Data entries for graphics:
— START —
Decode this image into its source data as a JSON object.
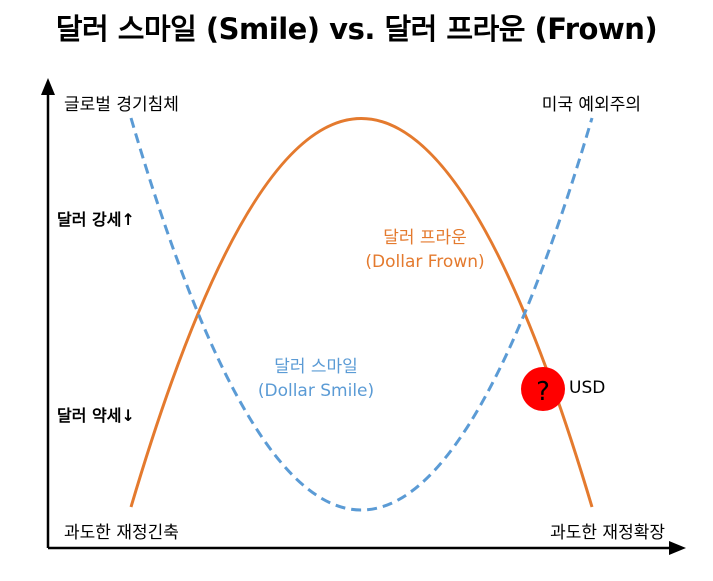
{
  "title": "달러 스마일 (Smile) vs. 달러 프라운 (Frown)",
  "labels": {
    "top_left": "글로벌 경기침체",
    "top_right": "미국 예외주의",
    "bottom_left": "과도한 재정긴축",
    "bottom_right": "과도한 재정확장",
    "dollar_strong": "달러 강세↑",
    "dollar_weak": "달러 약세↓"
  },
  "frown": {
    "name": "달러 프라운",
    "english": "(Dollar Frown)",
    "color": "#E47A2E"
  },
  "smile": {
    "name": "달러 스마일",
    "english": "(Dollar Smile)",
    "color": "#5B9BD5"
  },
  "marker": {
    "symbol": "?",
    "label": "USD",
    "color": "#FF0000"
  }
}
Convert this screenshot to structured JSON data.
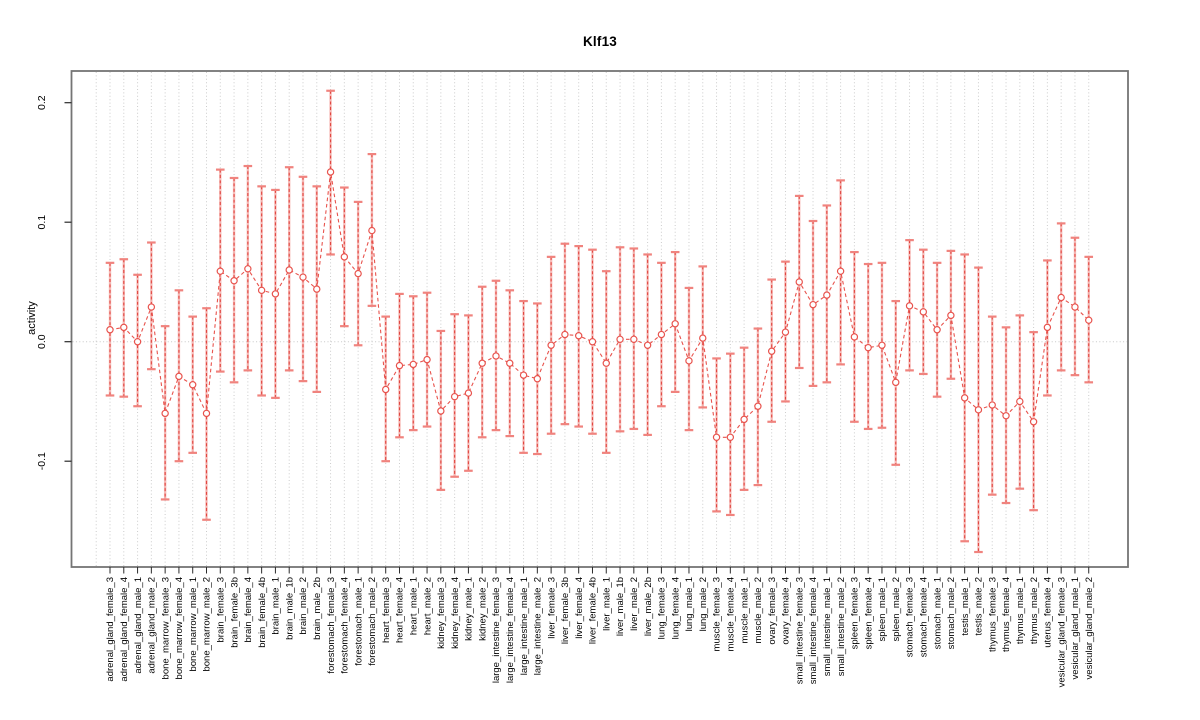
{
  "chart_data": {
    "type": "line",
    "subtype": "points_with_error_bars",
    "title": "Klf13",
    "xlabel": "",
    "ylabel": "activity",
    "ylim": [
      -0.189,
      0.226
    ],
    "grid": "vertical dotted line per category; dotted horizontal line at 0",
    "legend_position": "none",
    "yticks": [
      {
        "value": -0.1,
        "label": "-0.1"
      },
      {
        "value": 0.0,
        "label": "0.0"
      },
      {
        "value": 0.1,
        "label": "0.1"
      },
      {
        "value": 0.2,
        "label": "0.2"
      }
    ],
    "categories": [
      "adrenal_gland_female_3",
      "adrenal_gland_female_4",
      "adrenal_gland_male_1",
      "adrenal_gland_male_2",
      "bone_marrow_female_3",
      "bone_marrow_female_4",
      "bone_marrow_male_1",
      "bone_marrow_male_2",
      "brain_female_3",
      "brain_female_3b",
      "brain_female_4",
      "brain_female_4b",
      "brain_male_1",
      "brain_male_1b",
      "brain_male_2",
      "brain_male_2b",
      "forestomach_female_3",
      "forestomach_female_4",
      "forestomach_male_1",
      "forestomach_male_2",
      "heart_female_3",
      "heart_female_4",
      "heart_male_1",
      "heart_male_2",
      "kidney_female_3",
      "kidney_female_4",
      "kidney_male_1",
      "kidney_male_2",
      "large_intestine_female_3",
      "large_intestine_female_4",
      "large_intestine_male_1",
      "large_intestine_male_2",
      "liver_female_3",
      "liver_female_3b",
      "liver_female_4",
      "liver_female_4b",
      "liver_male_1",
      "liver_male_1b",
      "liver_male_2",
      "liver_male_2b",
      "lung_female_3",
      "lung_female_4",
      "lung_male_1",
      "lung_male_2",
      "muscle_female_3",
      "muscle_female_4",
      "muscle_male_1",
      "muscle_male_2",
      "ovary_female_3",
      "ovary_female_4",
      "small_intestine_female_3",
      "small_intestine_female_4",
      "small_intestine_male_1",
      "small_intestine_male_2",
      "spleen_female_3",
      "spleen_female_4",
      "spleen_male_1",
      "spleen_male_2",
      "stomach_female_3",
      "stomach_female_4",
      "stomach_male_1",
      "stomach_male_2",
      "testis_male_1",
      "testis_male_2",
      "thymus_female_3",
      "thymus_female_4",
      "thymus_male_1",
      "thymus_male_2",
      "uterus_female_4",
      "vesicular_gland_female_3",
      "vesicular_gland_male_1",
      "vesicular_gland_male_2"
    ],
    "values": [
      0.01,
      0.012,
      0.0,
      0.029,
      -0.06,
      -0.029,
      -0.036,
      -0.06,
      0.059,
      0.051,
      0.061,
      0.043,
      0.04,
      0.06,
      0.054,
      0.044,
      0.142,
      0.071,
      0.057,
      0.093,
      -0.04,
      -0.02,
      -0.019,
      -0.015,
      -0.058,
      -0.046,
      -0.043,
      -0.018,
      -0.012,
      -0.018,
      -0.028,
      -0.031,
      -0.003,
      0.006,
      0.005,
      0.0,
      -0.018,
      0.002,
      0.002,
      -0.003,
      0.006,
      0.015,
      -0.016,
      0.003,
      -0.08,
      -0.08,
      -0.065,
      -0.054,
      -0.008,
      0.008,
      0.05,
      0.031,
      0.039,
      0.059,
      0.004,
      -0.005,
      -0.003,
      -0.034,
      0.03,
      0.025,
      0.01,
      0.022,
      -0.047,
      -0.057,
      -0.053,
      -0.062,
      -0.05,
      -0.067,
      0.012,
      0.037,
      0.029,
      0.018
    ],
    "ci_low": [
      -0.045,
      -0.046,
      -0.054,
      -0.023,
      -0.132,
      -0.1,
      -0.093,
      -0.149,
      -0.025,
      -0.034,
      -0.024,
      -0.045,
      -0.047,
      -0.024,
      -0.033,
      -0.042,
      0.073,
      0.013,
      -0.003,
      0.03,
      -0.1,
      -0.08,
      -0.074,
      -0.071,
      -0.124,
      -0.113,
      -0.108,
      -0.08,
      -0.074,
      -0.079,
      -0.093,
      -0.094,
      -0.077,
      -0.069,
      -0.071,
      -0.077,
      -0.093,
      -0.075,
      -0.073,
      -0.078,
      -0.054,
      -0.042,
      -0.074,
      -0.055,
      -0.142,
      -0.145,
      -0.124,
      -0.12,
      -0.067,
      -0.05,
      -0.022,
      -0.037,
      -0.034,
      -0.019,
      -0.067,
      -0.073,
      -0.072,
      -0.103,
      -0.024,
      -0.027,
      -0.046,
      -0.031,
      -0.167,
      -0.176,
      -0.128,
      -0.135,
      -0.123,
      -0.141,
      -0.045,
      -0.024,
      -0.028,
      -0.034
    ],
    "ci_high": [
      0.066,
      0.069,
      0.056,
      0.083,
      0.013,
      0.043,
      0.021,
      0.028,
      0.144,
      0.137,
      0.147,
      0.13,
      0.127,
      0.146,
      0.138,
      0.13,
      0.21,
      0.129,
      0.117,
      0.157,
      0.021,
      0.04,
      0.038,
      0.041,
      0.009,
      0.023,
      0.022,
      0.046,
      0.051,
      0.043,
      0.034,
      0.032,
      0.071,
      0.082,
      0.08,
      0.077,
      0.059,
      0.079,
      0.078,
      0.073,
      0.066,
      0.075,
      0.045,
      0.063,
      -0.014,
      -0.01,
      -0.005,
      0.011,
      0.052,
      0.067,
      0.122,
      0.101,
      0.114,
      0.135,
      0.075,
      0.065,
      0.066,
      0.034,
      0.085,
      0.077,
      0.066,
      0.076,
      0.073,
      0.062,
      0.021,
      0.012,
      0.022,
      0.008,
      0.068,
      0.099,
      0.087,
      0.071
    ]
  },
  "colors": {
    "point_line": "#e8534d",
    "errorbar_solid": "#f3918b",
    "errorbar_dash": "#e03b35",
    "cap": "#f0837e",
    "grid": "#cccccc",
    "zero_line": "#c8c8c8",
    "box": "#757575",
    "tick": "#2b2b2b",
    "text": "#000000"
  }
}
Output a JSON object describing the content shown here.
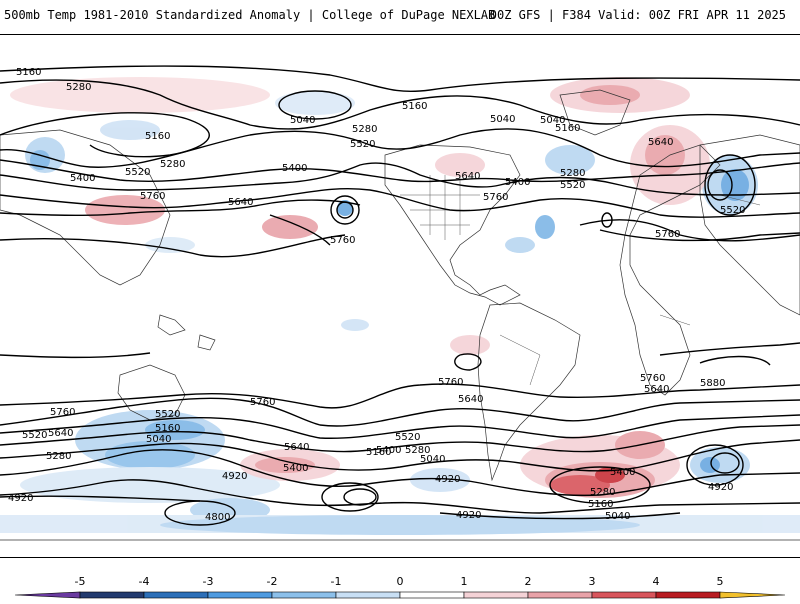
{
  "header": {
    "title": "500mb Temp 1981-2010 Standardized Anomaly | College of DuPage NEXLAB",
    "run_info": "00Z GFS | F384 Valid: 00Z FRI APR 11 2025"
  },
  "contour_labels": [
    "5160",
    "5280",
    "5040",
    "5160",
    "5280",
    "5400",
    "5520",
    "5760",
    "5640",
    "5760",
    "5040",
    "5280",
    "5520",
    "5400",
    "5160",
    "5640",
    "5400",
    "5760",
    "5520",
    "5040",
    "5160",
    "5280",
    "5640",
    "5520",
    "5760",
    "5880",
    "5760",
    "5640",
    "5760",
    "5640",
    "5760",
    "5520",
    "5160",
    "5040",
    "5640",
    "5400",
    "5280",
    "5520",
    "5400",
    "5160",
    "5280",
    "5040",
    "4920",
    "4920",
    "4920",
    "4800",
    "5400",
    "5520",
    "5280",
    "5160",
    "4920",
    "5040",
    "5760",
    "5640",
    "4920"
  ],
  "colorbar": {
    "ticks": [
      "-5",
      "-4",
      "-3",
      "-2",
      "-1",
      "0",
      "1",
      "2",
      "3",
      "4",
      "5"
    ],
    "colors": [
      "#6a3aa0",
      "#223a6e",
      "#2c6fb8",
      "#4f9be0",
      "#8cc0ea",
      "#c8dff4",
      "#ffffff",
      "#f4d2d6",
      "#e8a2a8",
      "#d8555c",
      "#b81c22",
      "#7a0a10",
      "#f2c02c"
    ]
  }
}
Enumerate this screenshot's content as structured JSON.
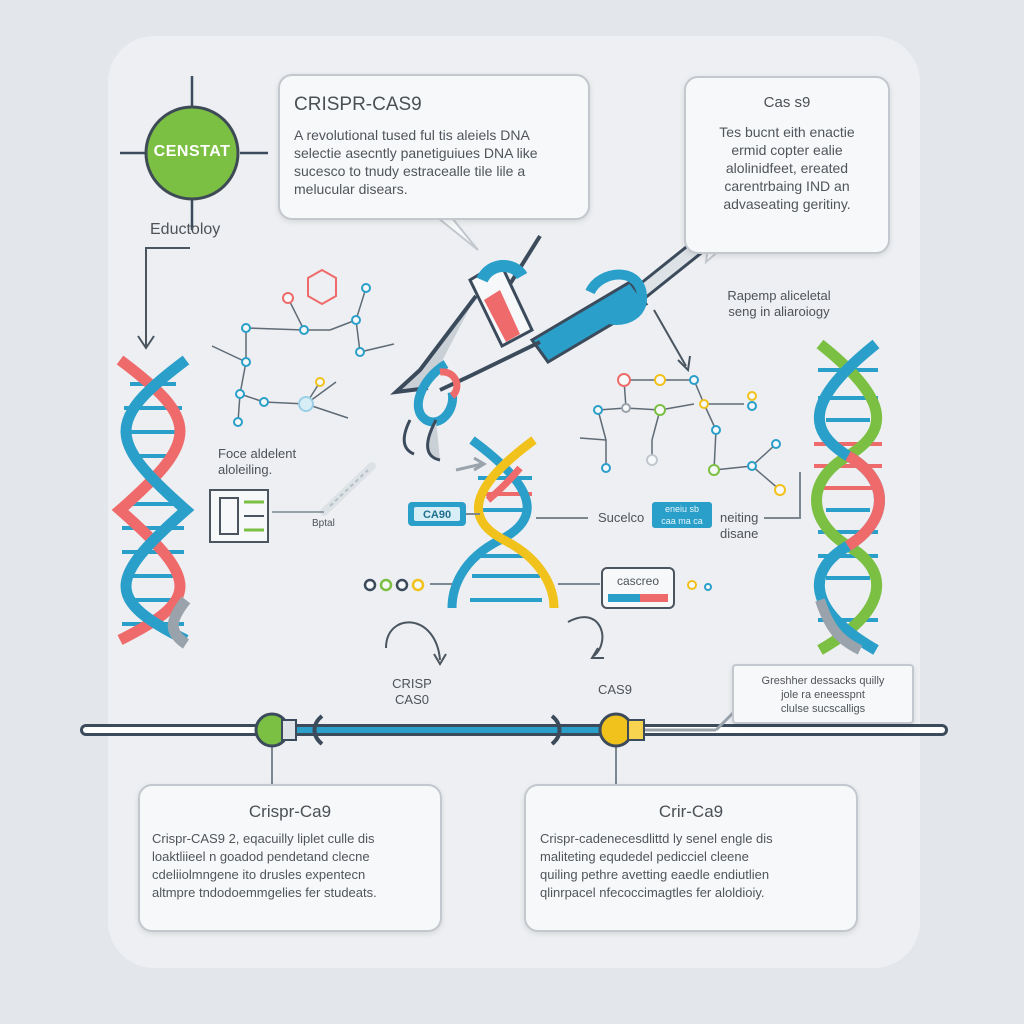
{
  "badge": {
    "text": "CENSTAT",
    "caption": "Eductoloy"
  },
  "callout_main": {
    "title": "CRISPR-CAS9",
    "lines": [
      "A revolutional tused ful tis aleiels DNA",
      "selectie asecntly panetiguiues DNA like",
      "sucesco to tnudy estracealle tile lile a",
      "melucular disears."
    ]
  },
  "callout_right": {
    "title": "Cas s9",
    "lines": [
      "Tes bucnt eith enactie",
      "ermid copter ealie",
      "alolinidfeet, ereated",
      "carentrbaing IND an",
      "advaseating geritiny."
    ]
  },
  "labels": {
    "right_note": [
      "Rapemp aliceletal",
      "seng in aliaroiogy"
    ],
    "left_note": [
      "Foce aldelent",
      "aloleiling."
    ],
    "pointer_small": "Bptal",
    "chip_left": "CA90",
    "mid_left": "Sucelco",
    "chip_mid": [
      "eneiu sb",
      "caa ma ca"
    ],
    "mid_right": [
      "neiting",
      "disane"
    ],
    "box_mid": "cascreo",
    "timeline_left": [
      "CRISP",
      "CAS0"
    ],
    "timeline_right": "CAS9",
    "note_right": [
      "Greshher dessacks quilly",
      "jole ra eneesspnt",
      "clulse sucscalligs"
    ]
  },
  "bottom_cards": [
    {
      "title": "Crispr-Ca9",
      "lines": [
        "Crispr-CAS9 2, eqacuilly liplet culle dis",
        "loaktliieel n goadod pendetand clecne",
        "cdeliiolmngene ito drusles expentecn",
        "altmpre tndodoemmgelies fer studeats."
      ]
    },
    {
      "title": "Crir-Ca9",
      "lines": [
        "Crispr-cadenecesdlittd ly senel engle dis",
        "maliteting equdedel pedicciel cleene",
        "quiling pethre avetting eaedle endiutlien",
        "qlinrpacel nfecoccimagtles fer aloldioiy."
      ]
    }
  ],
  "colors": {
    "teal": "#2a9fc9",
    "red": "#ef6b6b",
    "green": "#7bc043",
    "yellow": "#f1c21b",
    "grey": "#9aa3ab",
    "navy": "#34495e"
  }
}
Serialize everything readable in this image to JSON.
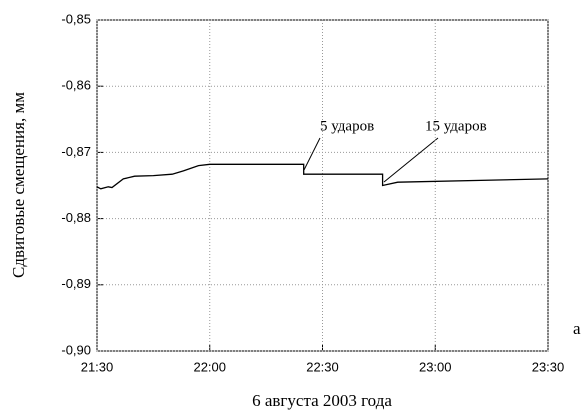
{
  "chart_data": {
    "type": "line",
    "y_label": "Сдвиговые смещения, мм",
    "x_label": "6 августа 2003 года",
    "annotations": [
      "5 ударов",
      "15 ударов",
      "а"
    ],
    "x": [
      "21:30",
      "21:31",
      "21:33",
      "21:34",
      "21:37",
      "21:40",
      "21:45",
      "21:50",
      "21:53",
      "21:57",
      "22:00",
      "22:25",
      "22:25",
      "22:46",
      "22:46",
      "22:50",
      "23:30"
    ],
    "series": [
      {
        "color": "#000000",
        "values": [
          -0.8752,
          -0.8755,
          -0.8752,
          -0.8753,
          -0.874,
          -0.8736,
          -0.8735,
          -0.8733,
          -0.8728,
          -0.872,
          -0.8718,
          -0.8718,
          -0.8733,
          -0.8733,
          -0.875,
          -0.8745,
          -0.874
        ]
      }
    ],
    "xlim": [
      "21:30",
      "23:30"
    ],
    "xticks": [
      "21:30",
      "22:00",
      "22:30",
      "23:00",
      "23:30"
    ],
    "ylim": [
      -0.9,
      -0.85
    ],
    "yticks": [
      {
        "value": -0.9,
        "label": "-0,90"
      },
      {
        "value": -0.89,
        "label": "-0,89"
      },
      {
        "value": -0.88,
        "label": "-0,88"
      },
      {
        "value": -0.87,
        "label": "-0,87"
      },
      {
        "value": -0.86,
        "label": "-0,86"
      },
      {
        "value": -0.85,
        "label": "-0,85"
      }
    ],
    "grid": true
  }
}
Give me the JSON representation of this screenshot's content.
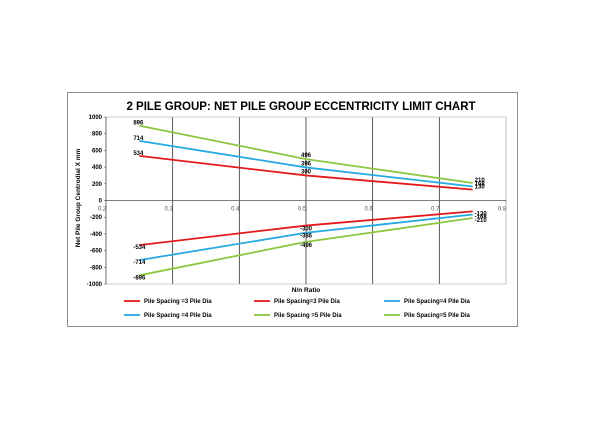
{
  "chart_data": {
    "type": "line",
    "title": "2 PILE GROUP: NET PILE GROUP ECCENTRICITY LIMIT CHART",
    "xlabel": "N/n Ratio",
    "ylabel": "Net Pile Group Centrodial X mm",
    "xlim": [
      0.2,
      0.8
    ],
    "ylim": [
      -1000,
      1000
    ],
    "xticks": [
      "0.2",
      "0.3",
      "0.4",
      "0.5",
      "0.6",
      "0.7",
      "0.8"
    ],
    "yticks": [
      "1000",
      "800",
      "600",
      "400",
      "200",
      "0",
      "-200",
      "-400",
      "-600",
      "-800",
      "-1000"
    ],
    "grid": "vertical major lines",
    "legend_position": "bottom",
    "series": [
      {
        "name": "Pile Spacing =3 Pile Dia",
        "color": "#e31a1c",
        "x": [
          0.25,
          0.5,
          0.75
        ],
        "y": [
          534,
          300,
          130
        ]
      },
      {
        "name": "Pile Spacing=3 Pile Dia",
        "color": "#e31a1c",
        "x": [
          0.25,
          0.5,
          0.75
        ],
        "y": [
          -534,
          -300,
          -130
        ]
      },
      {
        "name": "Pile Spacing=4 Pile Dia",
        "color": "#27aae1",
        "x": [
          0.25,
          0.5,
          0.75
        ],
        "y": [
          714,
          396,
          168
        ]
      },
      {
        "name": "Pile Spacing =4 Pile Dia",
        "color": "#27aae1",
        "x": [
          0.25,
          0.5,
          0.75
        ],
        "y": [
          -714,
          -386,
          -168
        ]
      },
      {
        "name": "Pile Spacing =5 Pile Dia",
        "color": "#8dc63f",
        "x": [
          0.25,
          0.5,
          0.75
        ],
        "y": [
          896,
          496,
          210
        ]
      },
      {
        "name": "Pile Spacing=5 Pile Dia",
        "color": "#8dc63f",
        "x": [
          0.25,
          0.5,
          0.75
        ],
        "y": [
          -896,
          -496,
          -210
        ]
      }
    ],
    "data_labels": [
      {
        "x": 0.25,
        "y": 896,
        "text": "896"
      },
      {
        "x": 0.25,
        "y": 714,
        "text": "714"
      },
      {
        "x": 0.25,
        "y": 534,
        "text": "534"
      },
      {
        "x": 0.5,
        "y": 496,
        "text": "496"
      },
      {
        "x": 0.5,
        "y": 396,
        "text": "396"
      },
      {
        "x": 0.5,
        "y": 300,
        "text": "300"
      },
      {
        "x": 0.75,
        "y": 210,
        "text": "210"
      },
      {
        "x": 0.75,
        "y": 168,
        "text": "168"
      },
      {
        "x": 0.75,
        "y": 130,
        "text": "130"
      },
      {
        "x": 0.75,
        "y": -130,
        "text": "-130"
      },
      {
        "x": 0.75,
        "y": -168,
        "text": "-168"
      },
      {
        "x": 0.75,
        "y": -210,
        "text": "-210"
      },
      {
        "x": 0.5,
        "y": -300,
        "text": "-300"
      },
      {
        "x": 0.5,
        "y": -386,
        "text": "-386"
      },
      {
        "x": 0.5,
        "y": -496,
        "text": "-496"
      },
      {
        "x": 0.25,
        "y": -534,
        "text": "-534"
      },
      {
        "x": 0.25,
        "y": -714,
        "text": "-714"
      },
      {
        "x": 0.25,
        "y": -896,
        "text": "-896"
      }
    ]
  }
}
— END —
-- YOUR GOAL --
Check each line in the listing above for the string "vertical", then report how many lines contain it, with no other text.

-- OUTPUT OF THE TASK --
2